DATA SUPPLIED:
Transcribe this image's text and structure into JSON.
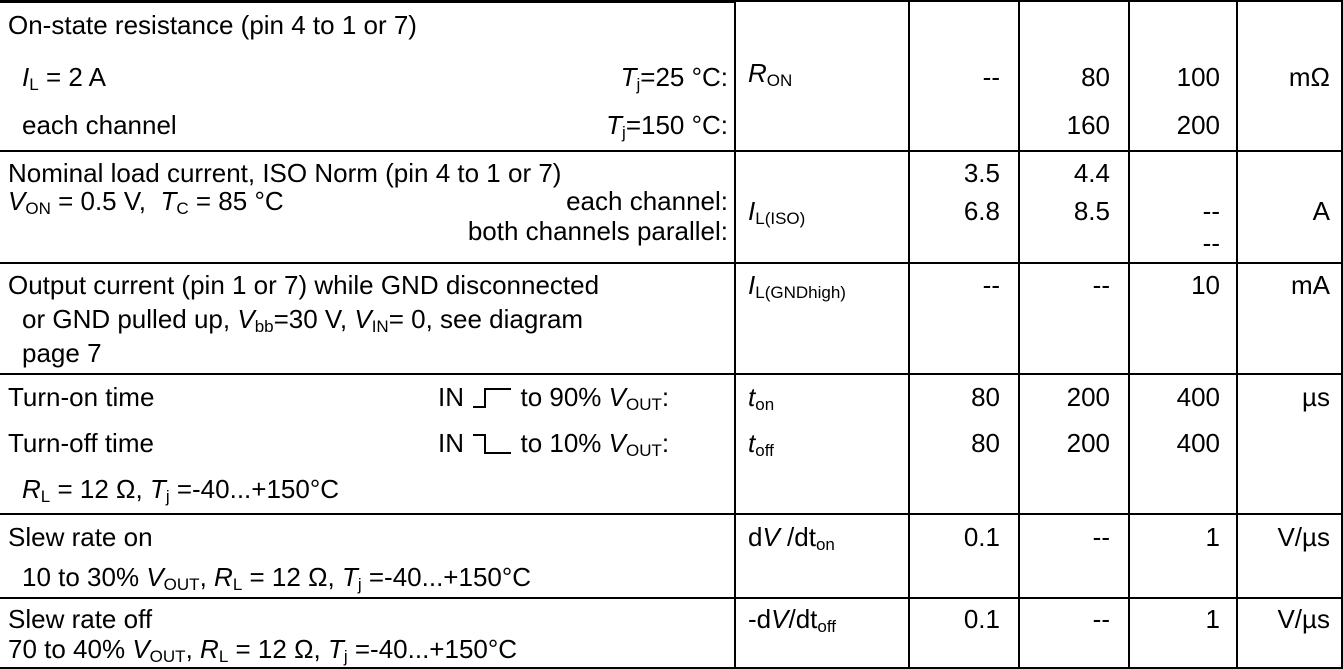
{
  "header_fragment": "",
  "rows": [
    {
      "desc": "On-state resistance (pin 4 to 1 or 7)",
      "line2_left": "= 2 A",
      "line2_left_var": "I",
      "line2_left_sub": "L",
      "cond1": "=25 °C:",
      "cond1_var": "T",
      "cond1_sub": "j",
      "line3_left": "each channel",
      "cond2": "=150 °C:",
      "cond2_var": "T",
      "cond2_sub": "j",
      "symbol_var": "R",
      "symbol_sub": "ON",
      "min": "--",
      "typ": [
        "80",
        "160"
      ],
      "max": [
        "100",
        "200"
      ],
      "unit": "mΩ"
    },
    {
      "desc": "Nominal load current, ISO Norm (pin 4 to 1 or 7)",
      "cond_a_var": "V",
      "cond_a_sub": "ON",
      "cond_a": "= 0.5 V,",
      "cond_b_var": "T",
      "cond_b_sub": "C",
      "cond_b": "= 85 °C",
      "each_channel": "each channel:",
      "both_channels": "both channels parallel:",
      "symbol_var": "I",
      "symbol_sub": "L(ISO)",
      "min": [
        "3.5",
        "6.8"
      ],
      "typ": [
        "4.4",
        "8.5"
      ],
      "max": [
        "--",
        "--"
      ],
      "unit": "A"
    },
    {
      "desc": "Output current (pin 1 or 7) while GND disconnected",
      "line2a": "or GND pulled up,",
      "line2_var1": "V",
      "line2_sub1": "bb",
      "line2b": "=30 V,",
      "line2_var2": "V",
      "line2_sub2": "IN",
      "line2c": "= 0, see diagram",
      "line3": "page 7",
      "symbol_var": "I",
      "symbol_sub": "L(GNDhigh)",
      "min": "--",
      "typ": "--",
      "max": "10",
      "unit": "mA"
    },
    {
      "on_label": "Turn-on time",
      "on_in": "IN",
      "on_to": "to 90%",
      "off_label": "Turn-off time",
      "off_in": "IN",
      "off_to": "to 10%",
      "vout_var": "V",
      "vout_sub": "OUT",
      "colon": ":",
      "line3_var1": "R",
      "line3_sub1": "L",
      "line3a": "= 12 Ω,",
      "line3_var2": "T",
      "line3_sub2": "j",
      "line3b": "=-40...+150°C",
      "sym_on_var": "t",
      "sym_on_sub": "on",
      "sym_off_var": "t",
      "sym_off_sub": "off",
      "min": [
        "80",
        "80"
      ],
      "typ": [
        "200",
        "200"
      ],
      "max": [
        "400",
        "400"
      ],
      "unit": "µs"
    },
    {
      "desc": "Slew rate on",
      "line2a": "10 to 30%",
      "line2_var1": "V",
      "line2_sub1": "OUT",
      "line2b": ",",
      "line2_var2": "R",
      "line2_sub2": "L",
      "line2c": "= 12 Ω,",
      "line2_var3": "T",
      "line2_sub3": "j",
      "line2d": "=-40...+150°C",
      "symbol_pre": "d",
      "symbol_var": "V",
      "symbol_mid": "/dt",
      "symbol_sub": "on",
      "min": "0.1",
      "typ": "--",
      "max": "1",
      "unit": "V/µs"
    },
    {
      "desc": "Slew rate off",
      "line2a": "70 to 40%",
      "line2_var1": "V",
      "line2_sub1": "OUT",
      "line2b": ",",
      "line2_var2": "R",
      "line2_sub2": "L",
      "line2c": "= 12 Ω,",
      "line2_var3": "T",
      "line2_sub3": "j",
      "line2d": "=-40...+150°C",
      "symbol_pre": "-d",
      "symbol_var": "V",
      "symbol_mid": "/dt",
      "symbol_sub": "off",
      "min": "0.1",
      "typ": "--",
      "max": "1",
      "unit": "V/µs"
    }
  ]
}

WHAT YOU NEED TO DO: Above are lines of data; state how many of them contain the word "each", with no other output.

SOLUTION TO THIS EXERCISE: 2